Rewrite the records below with "pouch" changed to "bag" and everything else left as it is.

# # # # # # #

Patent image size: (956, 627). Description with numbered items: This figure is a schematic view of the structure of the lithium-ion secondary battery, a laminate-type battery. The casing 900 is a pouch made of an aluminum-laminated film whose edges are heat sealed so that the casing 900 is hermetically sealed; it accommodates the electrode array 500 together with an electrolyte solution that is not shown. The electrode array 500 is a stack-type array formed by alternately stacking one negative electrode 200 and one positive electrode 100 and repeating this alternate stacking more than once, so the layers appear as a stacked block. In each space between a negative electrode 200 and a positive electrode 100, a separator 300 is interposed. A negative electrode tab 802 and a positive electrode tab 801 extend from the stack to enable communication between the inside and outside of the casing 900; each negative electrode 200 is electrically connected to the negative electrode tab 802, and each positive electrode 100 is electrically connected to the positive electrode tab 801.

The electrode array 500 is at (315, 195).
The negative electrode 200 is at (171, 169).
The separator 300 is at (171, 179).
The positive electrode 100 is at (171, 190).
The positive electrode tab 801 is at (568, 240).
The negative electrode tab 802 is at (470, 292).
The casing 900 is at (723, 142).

# # # # # # #

### Correct result:
Patent image size: (956, 627). Description with numbered items: This figure is a schematic view of the structure of the lithium-ion secondary battery, a laminate-type battery. The casing 900 is a bag made of an aluminum-laminated film whose edges are heat sealed so that the casing 900 is hermetically sealed; it accommodates the electrode array 500 together with an electrolyte solution that is not shown. The electrode array 500 is a stack-type array formed by alternately stacking one negative electrode 200 and one positive electrode 100 and repeating this alternate stacking more than once, so the layers appear as a stacked block. In each space between a negative electrode 200 and a positive electrode 100, a separator 300 is interposed. A negative electrode tab 802 and a positive electrode tab 801 extend from the stack to enable communication between the inside and outside of the casing 900; each negative electrode 200 is electrically connected to the negative electrode tab 802, and each positive electrode 100 is electrically connected to the positive electrode tab 801.

The electrode array 500 is at (315, 195).
The negative electrode 200 is at (171, 169).
The separator 300 is at (171, 179).
The positive electrode 100 is at (171, 190).
The positive electrode tab 801 is at (568, 240).
The negative electrode tab 802 is at (470, 292).
The casing 900 is at (723, 142).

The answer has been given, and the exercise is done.